= SHORT TASK =
In the following material, identify every line holding the string "elektrycznym" and return it.

Stored dataset items:

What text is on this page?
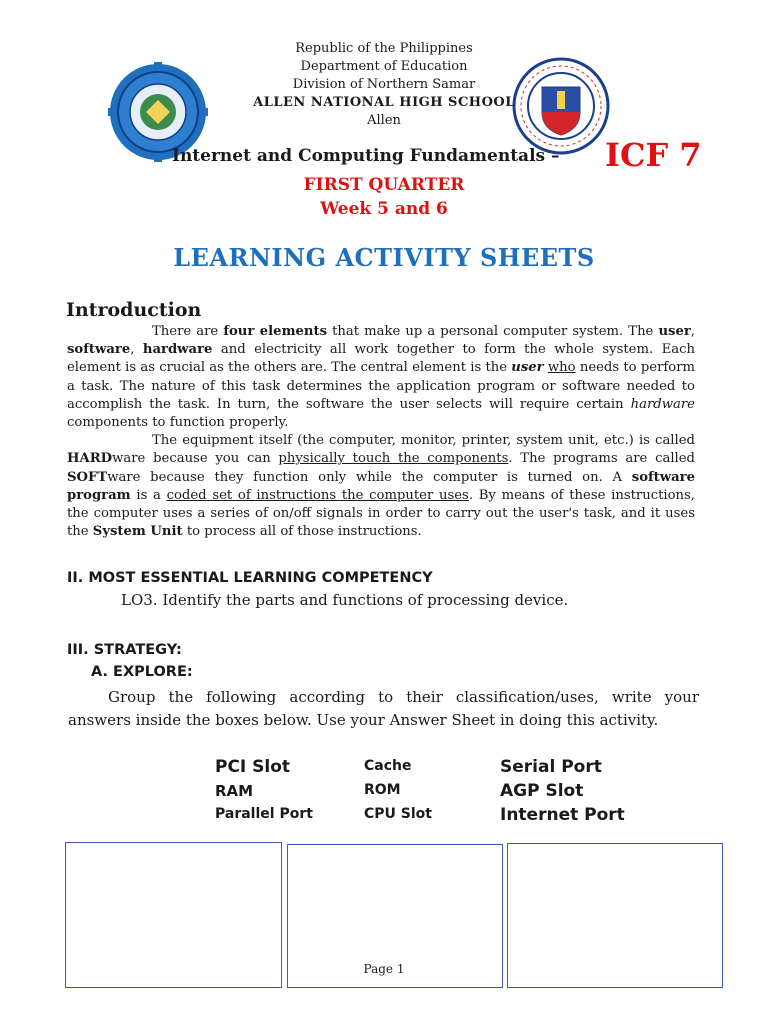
Republic of the Philippines
Department of Education
Division of Northern Samar
ALLEN NATIONAL HIGH SCHOOL
Allen
Internet and Computing Fundamentals – ICF 7
FIRST QUARTER
Week 5 and 6
LEARNING ACTIVITY SHEETS
Introduction

There are four elements that make up a personal computer system. The user, software, hardware and electricity all work together to form the whole system. Each element is as crucial as the others are. The central element is the user who needs to perform a task. The nature of this task determines the application program or software needed to accomplish the task. In turn, the software the user selects will require certain hardware components to function properly.

The equipment itself (the computer, monitor, printer, system unit, etc.) is called HARDware because you can physically touch the components. The programs are called SOFTware because they function only while the computer is turned on. A software program is a coded set of instructions the computer uses. By means of these instructions, the computer uses a series of on/off signals in order to carry out the user's task, and it uses the System Unit to process all of those instructions.

II. MOST ESSENTIAL LEARNING COMPETENCY
LO3. Identify the parts and functions of processing device.
III. STRATEGY:
A. EXPLORE:
Group the following according to their classification/uses, write your answers inside the boxes below. Use your Answer Sheet in doing this activity.
PCI Slot
RAM
Parallel Port
Cache
ROM
CPU Slot
Serial Port
AGP Slot
Internet Port
Page 1
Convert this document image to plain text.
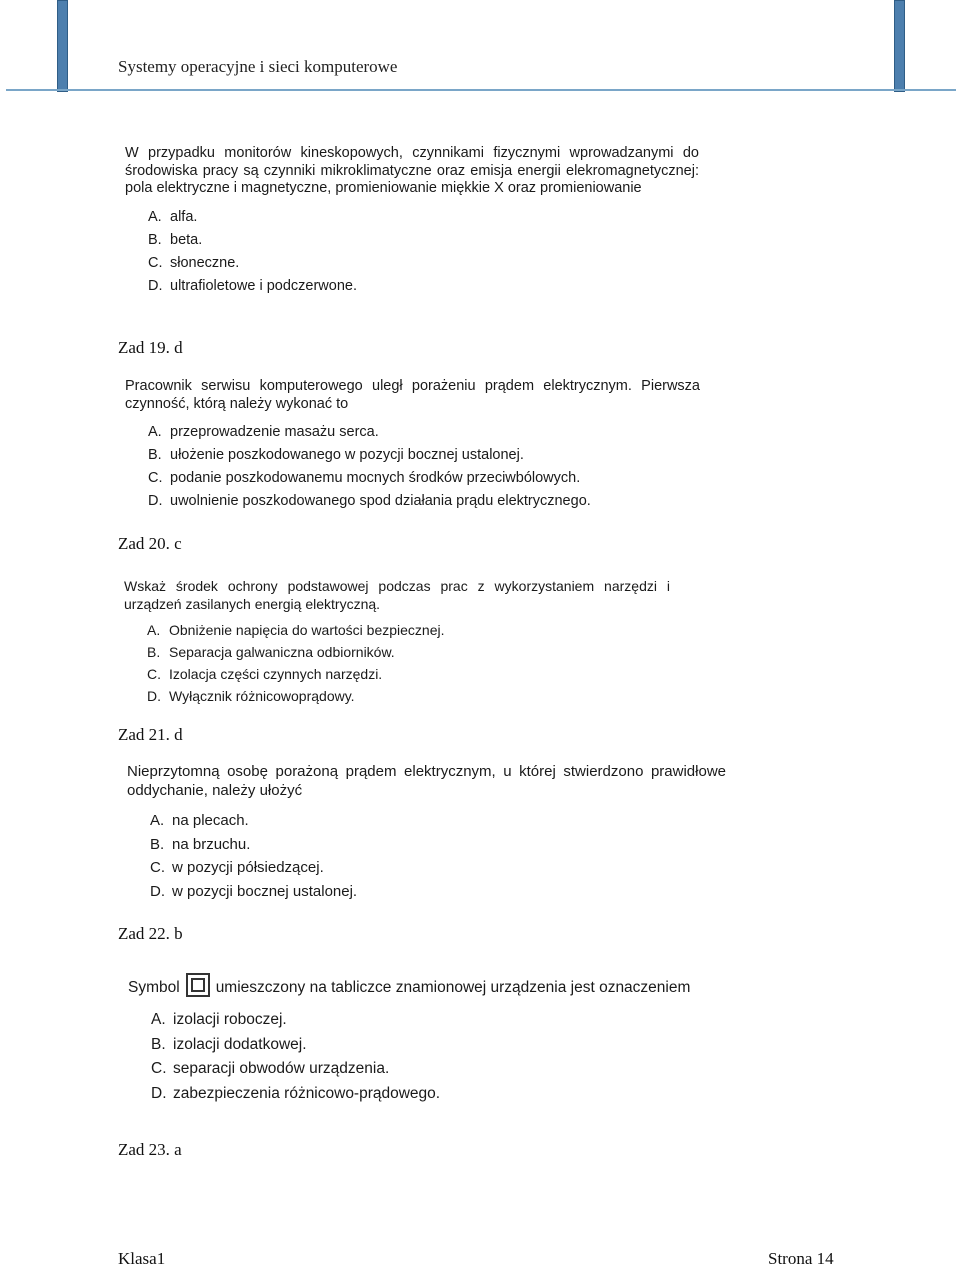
Systemy operacyjne i sieci komputerowe
W przypadku monitorów kineskopowych, czynnikami fizycznymi wprowadzanymi do środowiska pracy są czynniki mikroklimatyczne oraz emisja energii elekromagnetycznej: pola elektryczne i magnetyczne, promieniowanie miękkie X oraz promieniowanie
A. alfa.
B. beta.
C. słoneczne.
D. ultrafioletowe i podczerwone.
Zad 19. d
Pracownik serwisu komputerowego uległ porażeniu prądem elektrycznym. Pierwsza czynność, którą należy wykonać to
A. przeprowadzenie masażu serca.
B. ułożenie poszkodowanego w pozycji bocznej ustalonej.
C. podanie poszkodowanemu mocnych środków przeciwbólowych.
D. uwolnienie poszkodowanego spod działania prądu elektrycznego.
Zad 20. c
Wskaż środek ochrony podstawowej podczas prac z wykorzystaniem narzędzi i urządzeń zasilanych energią elektryczną.
A. Obniżenie napięcia do wartości bezpiecznej.
B. Separacja galwaniczna odbiorników.
C. Izolacja części czynnych narzędzi.
D. Wyłącznik różnicowoprądowy.
Zad 21. d
Nieprzytomną osobę porażoną prądem elektrycznym, u której stwierdzono prawidłowe oddychanie, należy ułożyć
A. na plecach.
B. na brzuchu.
C. w pozycji półsiedzącej.
D. w pozycji bocznej ustalonej.
Zad 22. b
Symbol umieszczony na tabliczce znamionowej urządzenia jest oznaczeniem
A. izolacji roboczej.
B. izolacji dodatkowej.
C. separacji obwodów urządzenia.
D. zabezpieczenia różnicowo-prądowego.
Zad 23. a
Klasa1	Strona 14
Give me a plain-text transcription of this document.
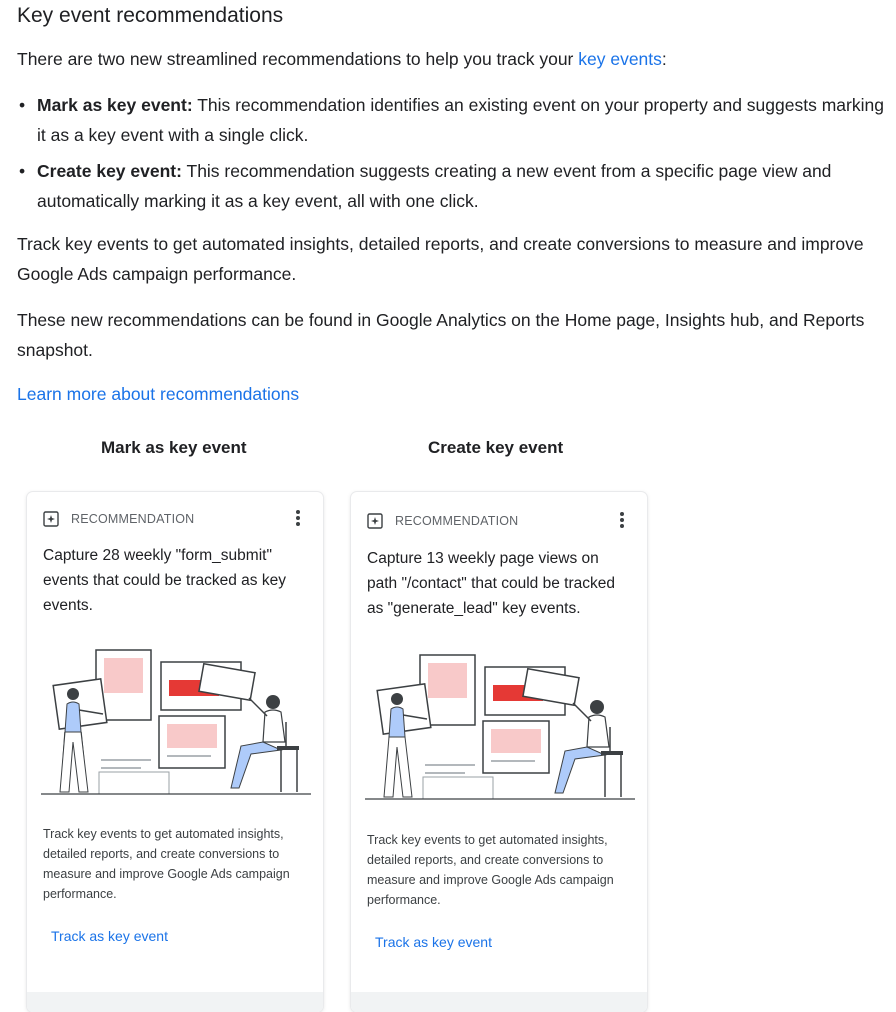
Key event recommendations

There are two new streamlined recommendations to help you track your key events:

• Mark as key event: This recommendation identifies an existing event on your property and suggests marking it as a key event with a single click.
• Create key event: This recommendation suggests creating a new event from a specific page view and automatically marking it as a key event, all with one click.

Track key events to get automated insights, detailed reports, and create conversions to measure and improve Google Ads campaign performance.

These new recommendations can be found in Google Analytics on the Home page, Insights hub, and Reports snapshot.

Learn more about recommendations
Mark as key event	Create key event
RECOMMENDATION
Capture 28 weekly "form_submit" events that could be tracked as key events.
Track key events to get automated insights, detailed reports, and create conversions to measure and improve Google Ads campaign performance.
Track as key event
RECOMMENDATION
Capture 13 weekly page views on path "/contact" that could be tracked as "generate_lead" key events.
Track key events to get automated insights, detailed reports, and create conversions to measure and improve Google Ads campaign performance.
Track as key event
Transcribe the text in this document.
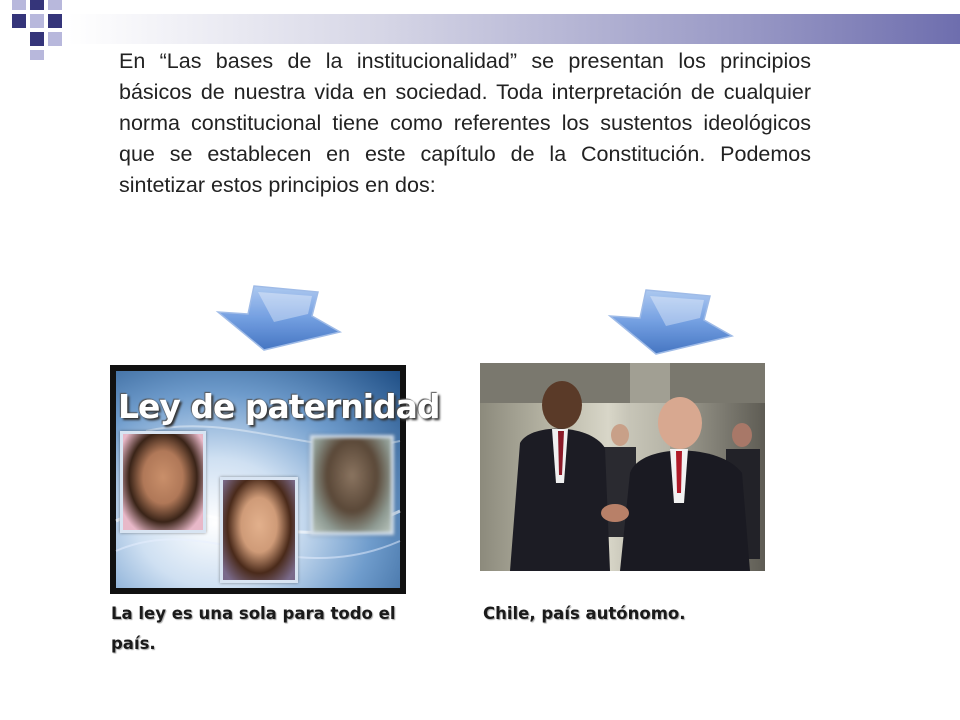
En “Las bases de la institucionalidad” se presentan los principios básicos de nuestra vida en sociedad. Toda interpretación de cualquier norma constitucional tiene como referentes los sustentos ideológicos que se establecen en este capítulo de la Constitución. Podemos sintetizar estos principios en dos:

Ley de paternidad
La ley es una sola para todo el país.
Chile, país autónomo.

= OUTPUT OF THE TASK =
Pracownik serwisu komputerowego uległ porażeniu prądem elektrycznym. Pierwsza czynność, którą należy wykonać to
Nieprzytomną osobę porażoną prądem elektrycznym, u której stwierdzono prawidłowe oddychanie, należy ułożyć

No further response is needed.